* Given request *
Return the whole listing exactly as it stands.

* Records supplied *
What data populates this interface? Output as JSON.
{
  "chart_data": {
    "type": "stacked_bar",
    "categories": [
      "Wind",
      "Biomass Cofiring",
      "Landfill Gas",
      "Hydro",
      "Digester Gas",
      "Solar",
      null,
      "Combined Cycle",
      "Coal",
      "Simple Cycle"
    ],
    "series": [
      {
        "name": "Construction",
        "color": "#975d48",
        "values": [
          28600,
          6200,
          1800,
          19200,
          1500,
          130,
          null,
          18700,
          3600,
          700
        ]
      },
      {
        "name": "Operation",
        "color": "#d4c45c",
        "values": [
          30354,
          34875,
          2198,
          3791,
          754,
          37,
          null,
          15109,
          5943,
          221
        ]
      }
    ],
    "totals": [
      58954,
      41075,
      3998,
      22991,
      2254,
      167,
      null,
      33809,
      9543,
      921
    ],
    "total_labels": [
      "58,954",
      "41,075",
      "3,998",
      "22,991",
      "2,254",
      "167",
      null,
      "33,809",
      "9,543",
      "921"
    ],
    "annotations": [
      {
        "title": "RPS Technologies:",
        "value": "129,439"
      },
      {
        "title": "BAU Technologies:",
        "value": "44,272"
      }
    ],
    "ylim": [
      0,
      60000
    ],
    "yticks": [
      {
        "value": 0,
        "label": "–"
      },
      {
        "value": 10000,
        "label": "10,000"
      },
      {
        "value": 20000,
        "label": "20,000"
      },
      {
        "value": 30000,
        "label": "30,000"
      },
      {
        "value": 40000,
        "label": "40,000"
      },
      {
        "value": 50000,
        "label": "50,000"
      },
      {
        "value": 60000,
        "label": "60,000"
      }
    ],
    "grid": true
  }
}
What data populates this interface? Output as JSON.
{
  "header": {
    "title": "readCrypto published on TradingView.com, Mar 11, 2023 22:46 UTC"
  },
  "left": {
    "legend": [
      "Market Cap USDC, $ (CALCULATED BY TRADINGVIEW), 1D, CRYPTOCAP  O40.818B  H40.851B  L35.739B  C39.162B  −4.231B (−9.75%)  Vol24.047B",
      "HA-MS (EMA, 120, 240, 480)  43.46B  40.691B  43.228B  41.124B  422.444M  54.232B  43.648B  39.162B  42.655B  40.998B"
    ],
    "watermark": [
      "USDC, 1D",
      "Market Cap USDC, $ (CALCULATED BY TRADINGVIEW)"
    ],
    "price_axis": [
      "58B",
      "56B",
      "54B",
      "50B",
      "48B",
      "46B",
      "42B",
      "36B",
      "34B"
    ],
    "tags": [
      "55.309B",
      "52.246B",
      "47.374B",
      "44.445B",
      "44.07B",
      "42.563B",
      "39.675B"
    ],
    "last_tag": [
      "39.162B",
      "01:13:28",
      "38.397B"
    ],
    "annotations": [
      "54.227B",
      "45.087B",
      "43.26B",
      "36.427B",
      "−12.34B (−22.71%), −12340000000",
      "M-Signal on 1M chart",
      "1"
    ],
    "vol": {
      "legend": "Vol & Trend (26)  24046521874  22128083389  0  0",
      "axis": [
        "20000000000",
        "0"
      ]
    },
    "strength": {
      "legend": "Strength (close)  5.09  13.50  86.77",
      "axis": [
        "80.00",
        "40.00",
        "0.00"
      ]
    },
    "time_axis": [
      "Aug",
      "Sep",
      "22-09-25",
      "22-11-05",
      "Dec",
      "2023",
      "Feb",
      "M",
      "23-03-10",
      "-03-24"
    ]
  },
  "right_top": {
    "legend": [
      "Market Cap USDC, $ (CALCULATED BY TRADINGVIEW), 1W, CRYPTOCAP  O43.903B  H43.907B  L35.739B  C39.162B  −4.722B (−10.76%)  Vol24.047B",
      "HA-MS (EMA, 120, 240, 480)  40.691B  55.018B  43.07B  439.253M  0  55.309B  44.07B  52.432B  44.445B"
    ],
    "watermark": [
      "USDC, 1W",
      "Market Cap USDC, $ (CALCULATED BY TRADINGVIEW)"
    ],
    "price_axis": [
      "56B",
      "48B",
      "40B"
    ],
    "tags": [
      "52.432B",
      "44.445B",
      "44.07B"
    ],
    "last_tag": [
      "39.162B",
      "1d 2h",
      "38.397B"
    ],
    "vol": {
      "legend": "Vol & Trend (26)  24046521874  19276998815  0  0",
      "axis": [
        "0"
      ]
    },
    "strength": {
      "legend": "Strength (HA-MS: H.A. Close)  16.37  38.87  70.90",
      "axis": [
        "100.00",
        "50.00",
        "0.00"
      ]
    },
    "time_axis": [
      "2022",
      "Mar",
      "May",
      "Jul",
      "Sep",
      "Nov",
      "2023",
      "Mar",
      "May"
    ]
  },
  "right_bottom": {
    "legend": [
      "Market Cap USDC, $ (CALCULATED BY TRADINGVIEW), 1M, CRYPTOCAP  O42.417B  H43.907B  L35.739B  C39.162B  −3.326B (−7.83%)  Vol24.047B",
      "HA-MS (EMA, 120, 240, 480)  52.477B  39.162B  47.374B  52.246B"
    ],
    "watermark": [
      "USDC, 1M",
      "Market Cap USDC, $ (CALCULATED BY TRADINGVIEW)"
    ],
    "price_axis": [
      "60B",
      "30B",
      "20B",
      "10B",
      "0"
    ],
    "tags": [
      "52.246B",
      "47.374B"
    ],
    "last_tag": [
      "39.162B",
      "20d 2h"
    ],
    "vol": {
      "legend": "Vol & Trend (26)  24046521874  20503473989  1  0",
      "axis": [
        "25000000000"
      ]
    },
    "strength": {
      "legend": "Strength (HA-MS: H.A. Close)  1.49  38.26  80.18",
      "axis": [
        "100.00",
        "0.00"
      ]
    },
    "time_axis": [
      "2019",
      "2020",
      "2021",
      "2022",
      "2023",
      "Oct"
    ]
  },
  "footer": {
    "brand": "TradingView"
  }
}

* Solution for this exercise *
What data populates this interface? Output as JSON.
{
  "chart_data": {
    "type": "stacked_bar",
    "categories": [
      "Wind",
      "Biomass Cofiring",
      "Landfill Gas",
      "Hydro",
      "Digester Gas",
      "Solar",
      null,
      "Combined Cycle",
      "Coal",
      "Simple Cycle"
    ],
    "series": [
      {
        "name": "Construction",
        "color": "#975d48",
        "values": [
          28600,
          6200,
          1800,
          19200,
          1500,
          130,
          null,
          18700,
          3600,
          700
        ]
      },
      {
        "name": "Operation",
        "color": "#d4c45c",
        "values": [
          30354,
          34875,
          2198,
          3791,
          754,
          37,
          null,
          15109,
          5943,
          221
        ]
      }
    ],
    "totals": [
      58954,
      41075,
      3998,
      22991,
      2254,
      167,
      null,
      33809,
      9543,
      921
    ],
    "total_labels": [
      "58,954",
      "41,075",
      "3,998",
      "22,991",
      "2,254",
      "167",
      null,
      "33,809",
      "9,543",
      "921"
    ],
    "annotations": [
      {
        "title": "RPS Technologies:",
        "value": "129,439"
      },
      {
        "title": "BAU Technologies:",
        "value": "44,272"
      }
    ],
    "ylim": [
      0,
      60000
    ],
    "yticks": [
      {
        "value": 0,
        "label": "–"
      },
      {
        "value": 10000,
        "label": "10,000"
      },
      {
        "value": 20000,
        "label": "20,000"
      },
      {
        "value": 30000,
        "label": "30,000"
      },
      {
        "value": 40000,
        "label": "40,000"
      },
      {
        "value": 50000,
        "label": "50,000"
      },
      {
        "value": 60000,
        "label": "60,000"
      }
    ],
    "grid": true
  }
}
What data populates this interface? Output as JSON.
{
  "header": {
    "title": "readCrypto published on TradingView.com, Mar 11, 2023 22:46 UTC"
  },
  "left": {
    "legend": [
      "Market Cap USDC, $ (CALCULATED BY TRADINGVIEW), 1D, CRYPTOCAP  O40.818B  H40.851B  L35.739B  C39.162B  −4.231B (−9.75%)  Vol24.047B",
      "HA-MS (EMA, 120, 240, 480)  43.46B  40.691B  43.228B  41.124B  422.444M  54.232B  43.648B  39.162B  42.655B  40.998B"
    ],
    "watermark": [
      "USDC, 1D",
      "Market Cap USDC, $ (CALCULATED BY TRADINGVIEW)"
    ],
    "price_axis": [
      "58B",
      "56B",
      "54B",
      "50B",
      "48B",
      "46B",
      "42B",
      "36B",
      "34B"
    ],
    "tags": [
      "55.309B",
      "52.246B",
      "47.374B",
      "44.445B",
      "44.07B",
      "42.563B",
      "39.675B"
    ],
    "last_tag": [
      "39.162B",
      "01:13:28",
      "38.397B"
    ],
    "annotations": [
      "54.227B",
      "45.087B",
      "43.26B",
      "36.427B",
      "−12.34B (−22.71%), −12340000000",
      "M-Signal on 1M chart",
      "1"
    ],
    "vol": {
      "legend": "Vol & Trend (26)  24046521874  22128083389  0  0",
      "axis": [
        "20000000000",
        "0"
      ]
    },
    "strength": {
      "legend": "Strength (close)  5.09  13.50  86.77",
      "axis": [
        "80.00",
        "40.00",
        "0.00"
      ]
    },
    "time_axis": [
      "Aug",
      "Sep",
      "22-09-25",
      "22-11-05",
      "Dec",
      "2023",
      "Feb",
      "M",
      "23-03-10",
      "-03-24"
    ]
  },
  "right_top": {
    "legend": [
      "Market Cap USDC, $ (CALCULATED BY TRADINGVIEW), 1W, CRYPTOCAP  O43.903B  H43.907B  L35.739B  C39.162B  −4.722B (−10.76%)  Vol24.047B",
      "HA-MS (EMA, 120, 240, 480)  40.691B  55.018B  43.07B  439.253M  0  55.309B  44.07B  52.432B  44.445B"
    ],
    "watermark": [
      "USDC, 1W",
      "Market Cap USDC, $ (CALCULATED BY TRADINGVIEW)"
    ],
    "price_axis": [
      "56B",
      "48B",
      "40B"
    ],
    "tags": [
      "52.432B",
      "44.445B",
      "44.07B"
    ],
    "last_tag": [
      "39.162B",
      "1d 2h",
      "38.397B"
    ],
    "vol": {
      "legend": "Vol & Trend (26)  24046521874  19276998815  0  0",
      "axis": [
        "0"
      ]
    },
    "strength": {
      "legend": "Strength (HA-MS: H.A. Close)  16.37  38.87  70.90",
      "axis": [
        "100.00",
        "50.00",
        "0.00"
      ]
    },
    "time_axis": [
      "2022",
      "Mar",
      "May",
      "Jul",
      "Sep",
      "Nov",
      "2023",
      "Mar",
      "May"
    ]
  },
  "right_bottom": {
    "legend": [
      "Market Cap USDC, $ (CALCULATED BY TRADINGVIEW), 1M, CRYPTOCAP  O42.417B  H43.907B  L35.739B  C39.162B  −3.326B (−7.83%)  Vol24.047B",
      "HA-MS (EMA, 120, 240, 480)  52.477B  39.162B  47.374B  52.246B"
    ],
    "watermark": [
      "USDC, 1M",
      "Market Cap USDC, $ (CALCULATED BY TRADINGVIEW)"
    ],
    "price_axis": [
      "60B",
      "30B",
      "20B",
      "10B",
      "0"
    ],
    "tags": [
      "52.246B",
      "47.374B"
    ],
    "last_tag": [
      "39.162B",
      "20d 2h"
    ],
    "vol": {
      "legend": "Vol & Trend (26)  24046521874  20503473989  1  0",
      "axis": [
        "25000000000"
      ]
    },
    "strength": {
      "legend": "Strength (HA-MS: H.A. Close)  1.49  38.26  80.18",
      "axis": [
        "100.00",
        "0.00"
      ]
    },
    "time_axis": [
      "2019",
      "2020",
      "2021",
      "2022",
      "2023",
      "Oct"
    ]
  },
  "footer": {
    "brand": "TradingView"
  }
}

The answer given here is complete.